DIRECTIONS FOR THIS TASK — The answer must be every entry, given again word for word.

=== RECORDS FOR THIS TASK ===

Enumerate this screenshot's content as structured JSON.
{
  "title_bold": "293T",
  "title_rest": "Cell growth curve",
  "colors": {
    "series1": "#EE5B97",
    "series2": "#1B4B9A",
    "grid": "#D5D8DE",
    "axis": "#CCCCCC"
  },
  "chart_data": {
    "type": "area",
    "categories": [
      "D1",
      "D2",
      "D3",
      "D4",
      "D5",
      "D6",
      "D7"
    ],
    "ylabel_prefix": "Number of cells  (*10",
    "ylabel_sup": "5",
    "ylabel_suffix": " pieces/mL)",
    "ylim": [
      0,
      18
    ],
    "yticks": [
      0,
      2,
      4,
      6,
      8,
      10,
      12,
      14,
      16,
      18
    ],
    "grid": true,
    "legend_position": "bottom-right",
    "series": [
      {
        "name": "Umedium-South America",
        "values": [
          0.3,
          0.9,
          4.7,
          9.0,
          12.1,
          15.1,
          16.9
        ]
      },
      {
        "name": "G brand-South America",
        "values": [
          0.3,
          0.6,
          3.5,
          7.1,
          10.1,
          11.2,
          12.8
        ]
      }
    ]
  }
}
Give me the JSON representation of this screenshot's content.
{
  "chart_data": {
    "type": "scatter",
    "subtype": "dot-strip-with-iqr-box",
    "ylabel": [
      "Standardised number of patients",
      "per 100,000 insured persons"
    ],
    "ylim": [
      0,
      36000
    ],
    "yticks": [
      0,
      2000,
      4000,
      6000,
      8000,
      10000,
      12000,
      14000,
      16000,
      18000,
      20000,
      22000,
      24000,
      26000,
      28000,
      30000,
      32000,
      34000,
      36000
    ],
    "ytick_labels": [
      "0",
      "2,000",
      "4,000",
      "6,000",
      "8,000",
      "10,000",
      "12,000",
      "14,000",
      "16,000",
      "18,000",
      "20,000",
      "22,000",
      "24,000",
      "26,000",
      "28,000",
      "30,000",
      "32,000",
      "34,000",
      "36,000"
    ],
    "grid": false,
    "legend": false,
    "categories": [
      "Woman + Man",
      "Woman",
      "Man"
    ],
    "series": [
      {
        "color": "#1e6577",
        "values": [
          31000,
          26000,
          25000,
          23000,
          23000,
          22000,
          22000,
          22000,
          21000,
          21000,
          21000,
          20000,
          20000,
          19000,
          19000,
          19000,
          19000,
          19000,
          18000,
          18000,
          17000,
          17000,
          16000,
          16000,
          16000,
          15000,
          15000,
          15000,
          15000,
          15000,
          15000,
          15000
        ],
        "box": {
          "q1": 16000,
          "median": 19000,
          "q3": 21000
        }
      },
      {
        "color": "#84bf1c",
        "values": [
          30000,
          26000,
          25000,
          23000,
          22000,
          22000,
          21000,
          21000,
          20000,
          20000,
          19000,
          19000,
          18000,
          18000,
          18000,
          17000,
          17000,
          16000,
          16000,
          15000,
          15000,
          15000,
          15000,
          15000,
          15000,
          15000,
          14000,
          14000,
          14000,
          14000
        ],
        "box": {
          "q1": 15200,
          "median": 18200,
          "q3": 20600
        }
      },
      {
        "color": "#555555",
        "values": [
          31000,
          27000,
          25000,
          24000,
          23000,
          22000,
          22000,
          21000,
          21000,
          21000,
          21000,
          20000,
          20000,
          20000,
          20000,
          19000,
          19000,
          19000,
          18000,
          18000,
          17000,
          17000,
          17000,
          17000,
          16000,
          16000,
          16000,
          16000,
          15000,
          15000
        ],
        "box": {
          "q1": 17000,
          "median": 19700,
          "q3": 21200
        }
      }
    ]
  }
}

===

EXPECTED OUTPUT —
Enumerate this screenshot's content as structured JSON.
{
  "title_bold": "293T",
  "title_rest": "Cell growth curve",
  "colors": {
    "series1": "#EE5B97",
    "series2": "#1B4B9A",
    "grid": "#D5D8DE",
    "axis": "#CCCCCC"
  },
  "chart_data": {
    "type": "area",
    "categories": [
      "D1",
      "D2",
      "D3",
      "D4",
      "D5",
      "D6",
      "D7"
    ],
    "ylabel_prefix": "Number of cells  (*10",
    "ylabel_sup": "5",
    "ylabel_suffix": " pieces/mL)",
    "ylim": [
      0,
      18
    ],
    "yticks": [
      0,
      2,
      4,
      6,
      8,
      10,
      12,
      14,
      16,
      18
    ],
    "grid": true,
    "legend_position": "bottom-right",
    "series": [
      {
        "name": "Umedium-South America",
        "values": [
          0.3,
          0.9,
          4.7,
          9.0,
          12.1,
          15.1,
          16.9
        ]
      },
      {
        "name": "G brand-South America",
        "values": [
          0.3,
          0.6,
          3.5,
          7.1,
          10.1,
          11.2,
          12.8
        ]
      }
    ]
  }
}
Give me the JSON representation of this screenshot's content.
{
  "chart_data": {
    "type": "scatter",
    "subtype": "dot-strip-with-iqr-box",
    "ylabel": [
      "Standardised number of patients",
      "per 100,000 insured persons"
    ],
    "ylim": [
      0,
      36000
    ],
    "yticks": [
      0,
      2000,
      4000,
      6000,
      8000,
      10000,
      12000,
      14000,
      16000,
      18000,
      20000,
      22000,
      24000,
      26000,
      28000,
      30000,
      32000,
      34000,
      36000
    ],
    "ytick_labels": [
      "0",
      "2,000",
      "4,000",
      "6,000",
      "8,000",
      "10,000",
      "12,000",
      "14,000",
      "16,000",
      "18,000",
      "20,000",
      "22,000",
      "24,000",
      "26,000",
      "28,000",
      "30,000",
      "32,000",
      "34,000",
      "36,000"
    ],
    "grid": false,
    "legend": false,
    "categories": [
      "Woman + Man",
      "Woman",
      "Man"
    ],
    "series": [
      {
        "color": "#1e6577",
        "values": [
          31000,
          26000,
          25000,
          23000,
          23000,
          22000,
          22000,
          22000,
          21000,
          21000,
          21000,
          20000,
          20000,
          19000,
          19000,
          19000,
          19000,
          19000,
          18000,
          18000,
          17000,
          17000,
          16000,
          16000,
          16000,
          15000,
          15000,
          15000,
          15000,
          15000,
          15000,
          15000
        ],
        "box": {
          "q1": 16000,
          "median": 19000,
          "q3": 21000
        }
      },
      {
        "color": "#84bf1c",
        "values": [
          30000,
          26000,
          25000,
          23000,
          22000,
          22000,
          21000,
          21000,
          20000,
          20000,
          19000,
          19000,
          18000,
          18000,
          18000,
          17000,
          17000,
          16000,
          16000,
          15000,
          15000,
          15000,
          15000,
          15000,
          15000,
          15000,
          14000,
          14000,
          14000,
          14000
        ],
        "box": {
          "q1": 15200,
          "median": 18200,
          "q3": 20600
        }
      },
      {
        "color": "#555555",
        "values": [
          31000,
          27000,
          25000,
          24000,
          23000,
          22000,
          22000,
          21000,
          21000,
          21000,
          21000,
          20000,
          20000,
          20000,
          20000,
          19000,
          19000,
          19000,
          18000,
          18000,
          17000,
          17000,
          17000,
          17000,
          16000,
          16000,
          16000,
          16000,
          15000,
          15000
        ],
        "box": {
          "q1": 17000,
          "median": 19700,
          "q3": 21200
        }
      }
    ]
  }
}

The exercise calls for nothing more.